▶ [Goal] Note how many lines in the entries contain the string "data", then give that number and nothing else.

☆ ☆ ☆ ☆

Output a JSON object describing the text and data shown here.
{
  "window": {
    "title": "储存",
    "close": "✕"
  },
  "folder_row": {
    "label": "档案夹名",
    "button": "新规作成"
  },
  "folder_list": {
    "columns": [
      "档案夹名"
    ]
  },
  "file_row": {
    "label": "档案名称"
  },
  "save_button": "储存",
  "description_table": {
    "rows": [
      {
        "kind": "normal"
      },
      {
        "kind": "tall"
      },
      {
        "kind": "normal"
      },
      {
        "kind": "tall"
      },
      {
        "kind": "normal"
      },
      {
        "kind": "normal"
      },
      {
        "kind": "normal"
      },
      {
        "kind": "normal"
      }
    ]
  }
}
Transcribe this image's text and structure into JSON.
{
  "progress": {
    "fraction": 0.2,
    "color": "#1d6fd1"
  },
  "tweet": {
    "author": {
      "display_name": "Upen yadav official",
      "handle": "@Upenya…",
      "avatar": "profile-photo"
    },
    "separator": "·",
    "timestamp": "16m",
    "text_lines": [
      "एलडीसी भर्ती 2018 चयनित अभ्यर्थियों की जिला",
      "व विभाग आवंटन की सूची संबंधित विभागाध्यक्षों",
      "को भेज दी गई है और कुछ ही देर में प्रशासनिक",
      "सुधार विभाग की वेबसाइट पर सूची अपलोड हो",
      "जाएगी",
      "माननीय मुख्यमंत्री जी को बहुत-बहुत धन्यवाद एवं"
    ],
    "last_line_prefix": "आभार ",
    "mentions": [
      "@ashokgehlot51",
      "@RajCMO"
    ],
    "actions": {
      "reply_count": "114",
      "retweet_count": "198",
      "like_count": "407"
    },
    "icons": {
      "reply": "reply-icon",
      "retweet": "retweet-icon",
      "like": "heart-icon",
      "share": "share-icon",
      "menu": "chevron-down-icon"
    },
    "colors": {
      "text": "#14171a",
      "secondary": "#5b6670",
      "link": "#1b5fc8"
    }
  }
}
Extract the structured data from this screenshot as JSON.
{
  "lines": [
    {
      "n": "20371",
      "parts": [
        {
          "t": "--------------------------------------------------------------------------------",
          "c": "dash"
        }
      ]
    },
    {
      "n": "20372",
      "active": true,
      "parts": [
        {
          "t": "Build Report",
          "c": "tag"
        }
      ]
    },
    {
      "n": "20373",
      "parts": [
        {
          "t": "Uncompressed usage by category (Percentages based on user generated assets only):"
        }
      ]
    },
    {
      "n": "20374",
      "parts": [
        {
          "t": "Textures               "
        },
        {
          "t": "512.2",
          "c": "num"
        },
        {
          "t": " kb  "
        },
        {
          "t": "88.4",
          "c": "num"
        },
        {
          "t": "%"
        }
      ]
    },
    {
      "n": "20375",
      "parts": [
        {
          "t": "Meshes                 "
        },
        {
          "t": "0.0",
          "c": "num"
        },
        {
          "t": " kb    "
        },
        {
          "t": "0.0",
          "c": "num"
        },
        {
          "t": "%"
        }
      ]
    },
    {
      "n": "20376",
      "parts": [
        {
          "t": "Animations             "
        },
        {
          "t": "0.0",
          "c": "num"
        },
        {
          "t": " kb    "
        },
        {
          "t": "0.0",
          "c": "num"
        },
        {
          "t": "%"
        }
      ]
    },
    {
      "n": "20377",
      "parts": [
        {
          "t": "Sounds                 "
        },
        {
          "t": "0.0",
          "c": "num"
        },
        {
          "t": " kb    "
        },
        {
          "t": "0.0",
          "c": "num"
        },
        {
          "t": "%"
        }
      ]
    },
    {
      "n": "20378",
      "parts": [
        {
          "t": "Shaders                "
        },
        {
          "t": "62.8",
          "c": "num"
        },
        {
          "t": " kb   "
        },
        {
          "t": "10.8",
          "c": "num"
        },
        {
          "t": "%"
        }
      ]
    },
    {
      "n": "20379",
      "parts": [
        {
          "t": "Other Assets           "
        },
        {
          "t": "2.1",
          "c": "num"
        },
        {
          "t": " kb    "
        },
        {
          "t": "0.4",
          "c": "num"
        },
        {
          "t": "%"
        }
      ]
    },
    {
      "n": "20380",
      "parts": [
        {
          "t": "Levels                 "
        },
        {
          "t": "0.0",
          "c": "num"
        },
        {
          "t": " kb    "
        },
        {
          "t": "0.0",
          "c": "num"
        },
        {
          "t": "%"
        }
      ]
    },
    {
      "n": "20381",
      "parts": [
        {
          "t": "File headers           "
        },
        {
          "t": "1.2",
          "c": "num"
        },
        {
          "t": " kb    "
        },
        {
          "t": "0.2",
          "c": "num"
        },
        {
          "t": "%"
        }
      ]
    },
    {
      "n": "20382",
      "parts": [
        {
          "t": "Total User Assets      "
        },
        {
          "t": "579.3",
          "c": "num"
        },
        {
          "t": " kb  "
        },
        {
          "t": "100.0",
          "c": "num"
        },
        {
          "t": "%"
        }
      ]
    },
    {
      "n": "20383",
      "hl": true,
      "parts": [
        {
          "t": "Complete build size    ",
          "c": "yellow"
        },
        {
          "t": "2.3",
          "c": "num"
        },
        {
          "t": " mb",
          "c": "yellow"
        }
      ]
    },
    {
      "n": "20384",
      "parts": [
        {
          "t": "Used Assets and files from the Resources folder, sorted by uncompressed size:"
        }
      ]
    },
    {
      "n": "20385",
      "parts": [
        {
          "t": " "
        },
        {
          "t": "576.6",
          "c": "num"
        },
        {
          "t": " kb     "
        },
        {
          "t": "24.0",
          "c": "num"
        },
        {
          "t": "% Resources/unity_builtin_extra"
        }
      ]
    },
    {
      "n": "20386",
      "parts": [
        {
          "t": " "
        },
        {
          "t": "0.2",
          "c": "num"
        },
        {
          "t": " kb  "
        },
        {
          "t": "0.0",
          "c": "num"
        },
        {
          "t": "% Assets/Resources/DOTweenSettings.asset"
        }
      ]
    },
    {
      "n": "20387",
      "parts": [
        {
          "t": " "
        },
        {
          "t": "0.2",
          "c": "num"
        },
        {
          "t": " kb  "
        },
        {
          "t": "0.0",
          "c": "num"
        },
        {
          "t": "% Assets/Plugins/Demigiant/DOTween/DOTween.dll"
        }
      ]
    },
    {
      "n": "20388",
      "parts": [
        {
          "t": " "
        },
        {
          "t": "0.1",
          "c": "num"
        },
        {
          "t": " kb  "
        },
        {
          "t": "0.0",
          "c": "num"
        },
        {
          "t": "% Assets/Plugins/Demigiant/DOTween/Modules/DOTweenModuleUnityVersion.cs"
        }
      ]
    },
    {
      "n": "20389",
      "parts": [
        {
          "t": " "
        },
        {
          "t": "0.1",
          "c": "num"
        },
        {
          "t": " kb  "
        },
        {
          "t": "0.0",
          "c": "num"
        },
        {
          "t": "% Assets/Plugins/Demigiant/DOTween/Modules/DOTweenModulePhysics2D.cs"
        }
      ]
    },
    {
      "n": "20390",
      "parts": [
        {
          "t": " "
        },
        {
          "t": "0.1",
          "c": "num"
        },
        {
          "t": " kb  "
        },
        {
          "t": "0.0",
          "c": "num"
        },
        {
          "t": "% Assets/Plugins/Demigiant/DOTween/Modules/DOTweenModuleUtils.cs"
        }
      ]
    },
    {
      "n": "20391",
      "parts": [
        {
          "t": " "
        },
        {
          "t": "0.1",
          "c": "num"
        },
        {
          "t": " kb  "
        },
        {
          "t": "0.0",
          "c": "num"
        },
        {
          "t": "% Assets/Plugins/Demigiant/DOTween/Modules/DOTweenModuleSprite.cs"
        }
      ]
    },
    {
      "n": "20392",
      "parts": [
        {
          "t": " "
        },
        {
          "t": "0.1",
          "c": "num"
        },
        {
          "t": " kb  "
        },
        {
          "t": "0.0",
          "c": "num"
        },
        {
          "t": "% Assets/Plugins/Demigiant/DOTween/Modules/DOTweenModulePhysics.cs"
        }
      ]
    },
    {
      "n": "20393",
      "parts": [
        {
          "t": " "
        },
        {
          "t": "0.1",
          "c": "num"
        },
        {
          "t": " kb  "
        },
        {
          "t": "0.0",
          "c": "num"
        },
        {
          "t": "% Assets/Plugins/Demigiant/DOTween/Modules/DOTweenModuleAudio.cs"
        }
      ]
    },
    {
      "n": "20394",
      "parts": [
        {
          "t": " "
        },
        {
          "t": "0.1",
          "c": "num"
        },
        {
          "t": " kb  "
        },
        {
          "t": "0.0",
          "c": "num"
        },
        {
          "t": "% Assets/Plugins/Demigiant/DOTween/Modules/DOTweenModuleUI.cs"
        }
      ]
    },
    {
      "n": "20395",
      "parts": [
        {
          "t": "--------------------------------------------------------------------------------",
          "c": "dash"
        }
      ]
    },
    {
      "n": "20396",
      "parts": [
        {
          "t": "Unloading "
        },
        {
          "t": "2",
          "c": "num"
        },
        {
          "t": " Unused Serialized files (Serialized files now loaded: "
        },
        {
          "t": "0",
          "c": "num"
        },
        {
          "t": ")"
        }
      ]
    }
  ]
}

☆ ☆ ☆ ☆

▶ [The completed task] 2